------ ENTRIES PROVIDED ------

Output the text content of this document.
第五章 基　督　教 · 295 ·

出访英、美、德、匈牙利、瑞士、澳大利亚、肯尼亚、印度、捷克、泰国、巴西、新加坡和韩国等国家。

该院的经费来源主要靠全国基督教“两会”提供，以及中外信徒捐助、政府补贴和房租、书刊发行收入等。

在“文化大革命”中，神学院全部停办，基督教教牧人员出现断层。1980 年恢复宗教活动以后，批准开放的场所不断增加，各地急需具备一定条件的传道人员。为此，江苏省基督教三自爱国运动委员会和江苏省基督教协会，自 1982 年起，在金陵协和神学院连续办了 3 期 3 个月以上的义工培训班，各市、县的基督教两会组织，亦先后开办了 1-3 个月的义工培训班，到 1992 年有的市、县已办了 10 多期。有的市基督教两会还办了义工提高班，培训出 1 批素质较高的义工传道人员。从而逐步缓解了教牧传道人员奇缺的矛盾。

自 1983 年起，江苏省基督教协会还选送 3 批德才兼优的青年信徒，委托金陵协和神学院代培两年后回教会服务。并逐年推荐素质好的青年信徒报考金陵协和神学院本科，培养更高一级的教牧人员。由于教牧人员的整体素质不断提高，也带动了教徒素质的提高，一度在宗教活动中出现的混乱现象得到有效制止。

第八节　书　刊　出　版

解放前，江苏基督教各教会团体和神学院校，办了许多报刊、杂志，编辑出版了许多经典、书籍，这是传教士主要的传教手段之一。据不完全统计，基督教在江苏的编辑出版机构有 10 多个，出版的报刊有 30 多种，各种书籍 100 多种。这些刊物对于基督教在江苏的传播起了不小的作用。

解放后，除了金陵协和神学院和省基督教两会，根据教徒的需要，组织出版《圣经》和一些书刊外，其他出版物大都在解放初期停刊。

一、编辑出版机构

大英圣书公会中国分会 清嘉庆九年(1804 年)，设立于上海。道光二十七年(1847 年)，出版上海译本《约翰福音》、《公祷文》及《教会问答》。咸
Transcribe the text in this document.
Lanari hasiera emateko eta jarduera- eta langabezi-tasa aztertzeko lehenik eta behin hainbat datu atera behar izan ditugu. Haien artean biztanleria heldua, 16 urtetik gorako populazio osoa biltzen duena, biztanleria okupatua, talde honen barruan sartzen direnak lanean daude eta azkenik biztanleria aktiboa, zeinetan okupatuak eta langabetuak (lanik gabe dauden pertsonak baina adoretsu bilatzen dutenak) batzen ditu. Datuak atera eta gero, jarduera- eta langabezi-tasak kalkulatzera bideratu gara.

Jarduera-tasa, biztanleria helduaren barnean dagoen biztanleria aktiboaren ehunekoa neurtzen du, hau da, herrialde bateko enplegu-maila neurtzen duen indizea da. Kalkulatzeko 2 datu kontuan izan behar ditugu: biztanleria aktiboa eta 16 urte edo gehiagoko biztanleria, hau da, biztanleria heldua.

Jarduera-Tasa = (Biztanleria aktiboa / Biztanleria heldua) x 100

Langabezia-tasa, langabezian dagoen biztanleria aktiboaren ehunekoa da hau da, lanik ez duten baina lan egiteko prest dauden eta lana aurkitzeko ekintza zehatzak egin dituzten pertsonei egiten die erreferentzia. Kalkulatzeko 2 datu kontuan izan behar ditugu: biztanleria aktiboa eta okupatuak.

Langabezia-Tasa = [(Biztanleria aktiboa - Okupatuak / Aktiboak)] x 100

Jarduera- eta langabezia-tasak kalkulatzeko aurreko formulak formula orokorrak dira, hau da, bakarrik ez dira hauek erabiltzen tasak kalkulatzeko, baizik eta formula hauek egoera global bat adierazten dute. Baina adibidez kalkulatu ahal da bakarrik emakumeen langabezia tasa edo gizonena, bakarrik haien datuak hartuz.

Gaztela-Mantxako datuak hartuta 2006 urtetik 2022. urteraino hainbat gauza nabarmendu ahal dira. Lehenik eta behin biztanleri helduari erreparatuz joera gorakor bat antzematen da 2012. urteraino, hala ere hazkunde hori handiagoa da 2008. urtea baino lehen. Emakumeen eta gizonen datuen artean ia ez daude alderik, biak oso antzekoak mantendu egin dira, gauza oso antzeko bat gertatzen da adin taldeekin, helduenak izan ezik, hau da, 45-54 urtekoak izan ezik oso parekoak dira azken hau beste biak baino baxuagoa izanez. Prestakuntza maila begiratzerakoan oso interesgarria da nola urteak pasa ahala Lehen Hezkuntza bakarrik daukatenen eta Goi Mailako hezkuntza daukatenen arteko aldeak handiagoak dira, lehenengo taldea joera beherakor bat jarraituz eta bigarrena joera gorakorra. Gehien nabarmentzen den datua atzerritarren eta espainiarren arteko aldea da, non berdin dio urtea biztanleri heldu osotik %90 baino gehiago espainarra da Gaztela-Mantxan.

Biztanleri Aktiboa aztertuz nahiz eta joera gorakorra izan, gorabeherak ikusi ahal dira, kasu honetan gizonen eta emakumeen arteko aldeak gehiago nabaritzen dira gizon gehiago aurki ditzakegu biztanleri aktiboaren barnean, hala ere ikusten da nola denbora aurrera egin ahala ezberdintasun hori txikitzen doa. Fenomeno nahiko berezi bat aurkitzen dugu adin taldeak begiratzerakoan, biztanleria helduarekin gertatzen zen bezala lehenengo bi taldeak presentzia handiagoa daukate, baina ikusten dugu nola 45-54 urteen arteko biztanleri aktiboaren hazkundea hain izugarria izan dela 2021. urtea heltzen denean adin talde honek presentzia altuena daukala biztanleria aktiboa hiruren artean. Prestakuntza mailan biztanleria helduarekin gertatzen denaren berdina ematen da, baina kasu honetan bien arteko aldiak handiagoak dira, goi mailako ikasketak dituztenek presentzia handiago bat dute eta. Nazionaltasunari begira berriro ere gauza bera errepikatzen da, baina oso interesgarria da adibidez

------

**EXERCISE TASK**
Say how many lines of the data include the word "this". Nothing other than the number should be given.

**WRITTEN RESPONSE**
2